Given instruction:
Wherever the string "JSON" appears, copy the whole line.

====== Data provided ======

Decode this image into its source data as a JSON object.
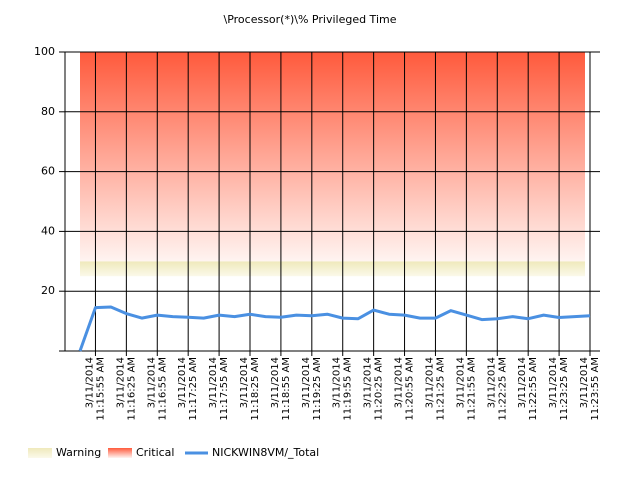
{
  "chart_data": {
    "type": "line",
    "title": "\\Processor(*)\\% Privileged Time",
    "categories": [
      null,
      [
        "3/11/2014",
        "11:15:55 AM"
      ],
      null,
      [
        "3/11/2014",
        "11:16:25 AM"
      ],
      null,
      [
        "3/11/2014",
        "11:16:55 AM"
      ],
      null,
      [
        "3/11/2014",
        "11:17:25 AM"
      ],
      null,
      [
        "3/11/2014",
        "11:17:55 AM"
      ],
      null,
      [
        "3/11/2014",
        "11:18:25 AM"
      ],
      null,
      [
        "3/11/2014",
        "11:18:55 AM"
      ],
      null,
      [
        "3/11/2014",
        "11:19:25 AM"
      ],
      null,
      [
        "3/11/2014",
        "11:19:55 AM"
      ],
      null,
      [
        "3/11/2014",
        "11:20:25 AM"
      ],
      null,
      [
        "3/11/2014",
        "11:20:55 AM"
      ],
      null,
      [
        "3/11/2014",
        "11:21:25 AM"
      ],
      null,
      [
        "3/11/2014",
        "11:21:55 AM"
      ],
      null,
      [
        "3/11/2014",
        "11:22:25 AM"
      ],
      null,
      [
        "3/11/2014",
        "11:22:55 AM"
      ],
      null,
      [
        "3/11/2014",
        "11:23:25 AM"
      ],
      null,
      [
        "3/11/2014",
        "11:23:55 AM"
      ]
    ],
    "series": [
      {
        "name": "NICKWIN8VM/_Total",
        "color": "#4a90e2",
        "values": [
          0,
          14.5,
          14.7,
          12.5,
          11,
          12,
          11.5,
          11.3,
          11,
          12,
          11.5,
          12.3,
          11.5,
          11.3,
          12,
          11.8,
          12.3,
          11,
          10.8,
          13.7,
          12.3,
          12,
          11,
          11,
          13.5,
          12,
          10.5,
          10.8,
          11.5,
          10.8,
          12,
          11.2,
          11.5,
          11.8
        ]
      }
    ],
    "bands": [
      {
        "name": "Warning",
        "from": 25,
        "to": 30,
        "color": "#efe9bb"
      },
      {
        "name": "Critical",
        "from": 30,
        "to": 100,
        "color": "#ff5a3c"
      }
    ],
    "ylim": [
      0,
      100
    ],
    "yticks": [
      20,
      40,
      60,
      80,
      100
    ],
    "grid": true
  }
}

======
====== Data provided ======

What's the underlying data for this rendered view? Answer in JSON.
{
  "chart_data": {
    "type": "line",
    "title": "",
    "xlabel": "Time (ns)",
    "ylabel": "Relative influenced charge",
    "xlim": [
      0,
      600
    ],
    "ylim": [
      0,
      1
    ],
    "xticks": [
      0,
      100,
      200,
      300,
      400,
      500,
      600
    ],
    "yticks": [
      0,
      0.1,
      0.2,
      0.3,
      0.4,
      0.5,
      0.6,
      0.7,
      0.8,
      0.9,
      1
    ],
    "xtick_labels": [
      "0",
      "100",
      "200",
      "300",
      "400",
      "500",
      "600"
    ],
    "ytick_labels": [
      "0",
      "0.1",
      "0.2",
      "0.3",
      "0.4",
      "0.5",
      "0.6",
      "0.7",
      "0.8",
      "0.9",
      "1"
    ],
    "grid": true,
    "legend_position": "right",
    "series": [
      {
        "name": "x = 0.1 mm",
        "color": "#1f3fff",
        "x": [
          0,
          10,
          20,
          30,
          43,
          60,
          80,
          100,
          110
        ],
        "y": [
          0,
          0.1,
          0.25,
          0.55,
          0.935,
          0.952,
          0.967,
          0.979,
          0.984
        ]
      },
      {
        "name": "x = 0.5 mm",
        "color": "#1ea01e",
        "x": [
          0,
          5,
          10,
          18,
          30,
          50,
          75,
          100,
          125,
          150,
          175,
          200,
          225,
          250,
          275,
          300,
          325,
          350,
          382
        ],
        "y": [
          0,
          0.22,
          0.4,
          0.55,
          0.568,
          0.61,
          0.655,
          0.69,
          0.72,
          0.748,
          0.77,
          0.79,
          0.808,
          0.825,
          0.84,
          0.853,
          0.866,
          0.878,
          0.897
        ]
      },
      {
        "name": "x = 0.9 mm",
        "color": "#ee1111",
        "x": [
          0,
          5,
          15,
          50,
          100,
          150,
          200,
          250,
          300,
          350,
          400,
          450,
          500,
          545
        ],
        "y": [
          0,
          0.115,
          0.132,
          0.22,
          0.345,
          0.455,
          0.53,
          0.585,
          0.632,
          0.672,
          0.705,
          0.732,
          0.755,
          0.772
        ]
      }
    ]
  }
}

======

Answer for the task:
Decode this image into its source data as a JSON object.
What's the underlying data for this rendered view? Answer in JSON.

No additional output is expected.